▶ WRITTEN PROBLEM: Can you transcribe the data exactly? Leave the pictures out.

▶ PROVIDED DATA:
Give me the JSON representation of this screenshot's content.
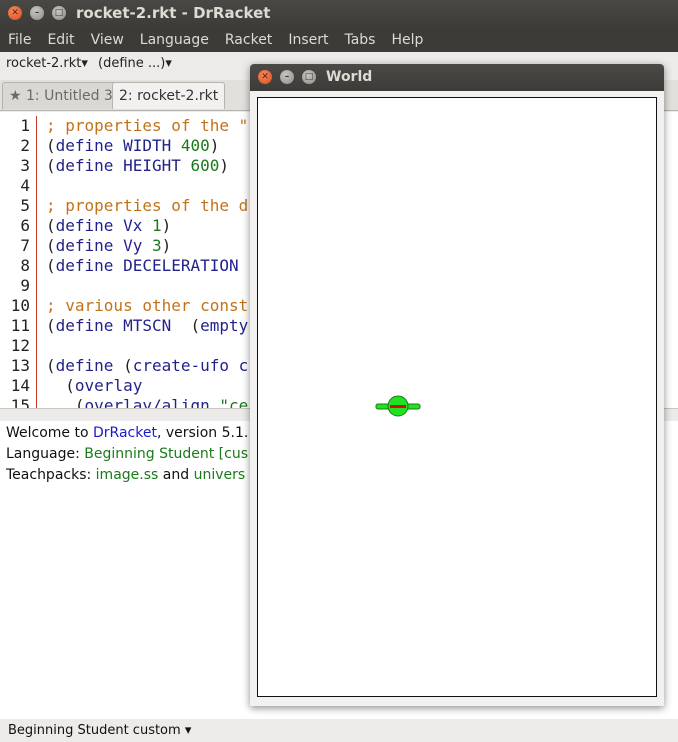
{
  "window": {
    "title": "rocket-2.rkt - DrRacket"
  },
  "menubar": [
    "File",
    "Edit",
    "View",
    "Language",
    "Racket",
    "Insert",
    "Tabs",
    "Help"
  ],
  "toolbar": {
    "file_dropdown": "rocket-2.rkt",
    "define_dropdown": "(define ...)"
  },
  "tabs": [
    {
      "label": "1: Untitled 3",
      "starred": true,
      "star": "★"
    },
    {
      "label": "2: rocket-2.rkt",
      "starred": false
    }
  ],
  "editor": {
    "line_numbers": [
      "1",
      "2",
      "3",
      "4",
      "5",
      "6",
      "7",
      "8",
      "9",
      "10",
      "11",
      "12",
      "13",
      "14",
      "15"
    ],
    "lines": [
      "; properties of the \"",
      "(define WIDTH 400)",
      "(define HEIGHT 600)",
      "",
      "; properties of the d",
      "(define Vx 1)",
      "(define Vy 3)",
      "(define DECELERATION",
      "",
      "; various other const",
      "(define MTSCN  (empty",
      "",
      "(define (create-ufo c",
      "  (overlay",
      "   (overlay/align \"ce"
    ]
  },
  "interactions": {
    "welcome_prefix": "Welcome to ",
    "welcome_link": "DrRacket",
    "welcome_suffix": ", version 5.1.",
    "language_prefix": "Language: ",
    "language_value": "Beginning Student [cus",
    "teachpacks_prefix": "Teachpacks: ",
    "teachpack_1": "image.ss",
    "teachpacks_and": " and ",
    "teachpack_2": "univers"
  },
  "statusbar": {
    "language": "Beginning Student custom"
  },
  "world_window": {
    "title": "World"
  },
  "colors": {
    "ufo_body": "#22e022",
    "ufo_lights": "#d01010"
  }
}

▶ FULL RESPONSE:
Give me the JSON representation of this screenshot's content.
{
  "window": {
    "title": "rocket-2.rkt - DrRacket"
  },
  "menubar": [
    "File",
    "Edit",
    "View",
    "Language",
    "Racket",
    "Insert",
    "Tabs",
    "Help"
  ],
  "toolbar": {
    "file_dropdown": "rocket-2.rkt",
    "define_dropdown": "(define ...)"
  },
  "tabs": [
    {
      "label": "1: Untitled 3",
      "starred": true,
      "star": "★"
    },
    {
      "label": "2: rocket-2.rkt",
      "starred": false
    }
  ],
  "editor": {
    "line_numbers": [
      "1",
      "2",
      "3",
      "4",
      "5",
      "6",
      "7",
      "8",
      "9",
      "10",
      "11",
      "12",
      "13",
      "14",
      "15"
    ],
    "lines": [
      "; properties of the \"",
      "(define WIDTH 400)",
      "(define HEIGHT 600)",
      "",
      "; properties of the d",
      "(define Vx 1)",
      "(define Vy 3)",
      "(define DECELERATION",
      "",
      "; various other const",
      "(define MTSCN  (empty",
      "",
      "(define (create-ufo c",
      "  (overlay",
      "   (overlay/align \"ce"
    ]
  },
  "interactions": {
    "welcome_prefix": "Welcome to ",
    "welcome_link": "DrRacket",
    "welcome_suffix": ", version 5.1.",
    "language_prefix": "Language: ",
    "language_value": "Beginning Student [cus",
    "teachpacks_prefix": "Teachpacks: ",
    "teachpack_1": "image.ss",
    "teachpacks_and": " and ",
    "teachpack_2": "univers"
  },
  "statusbar": {
    "language": "Beginning Student custom"
  },
  "world_window": {
    "title": "World"
  },
  "colors": {
    "ufo_body": "#22e022",
    "ufo_lights": "#d01010"
  }
}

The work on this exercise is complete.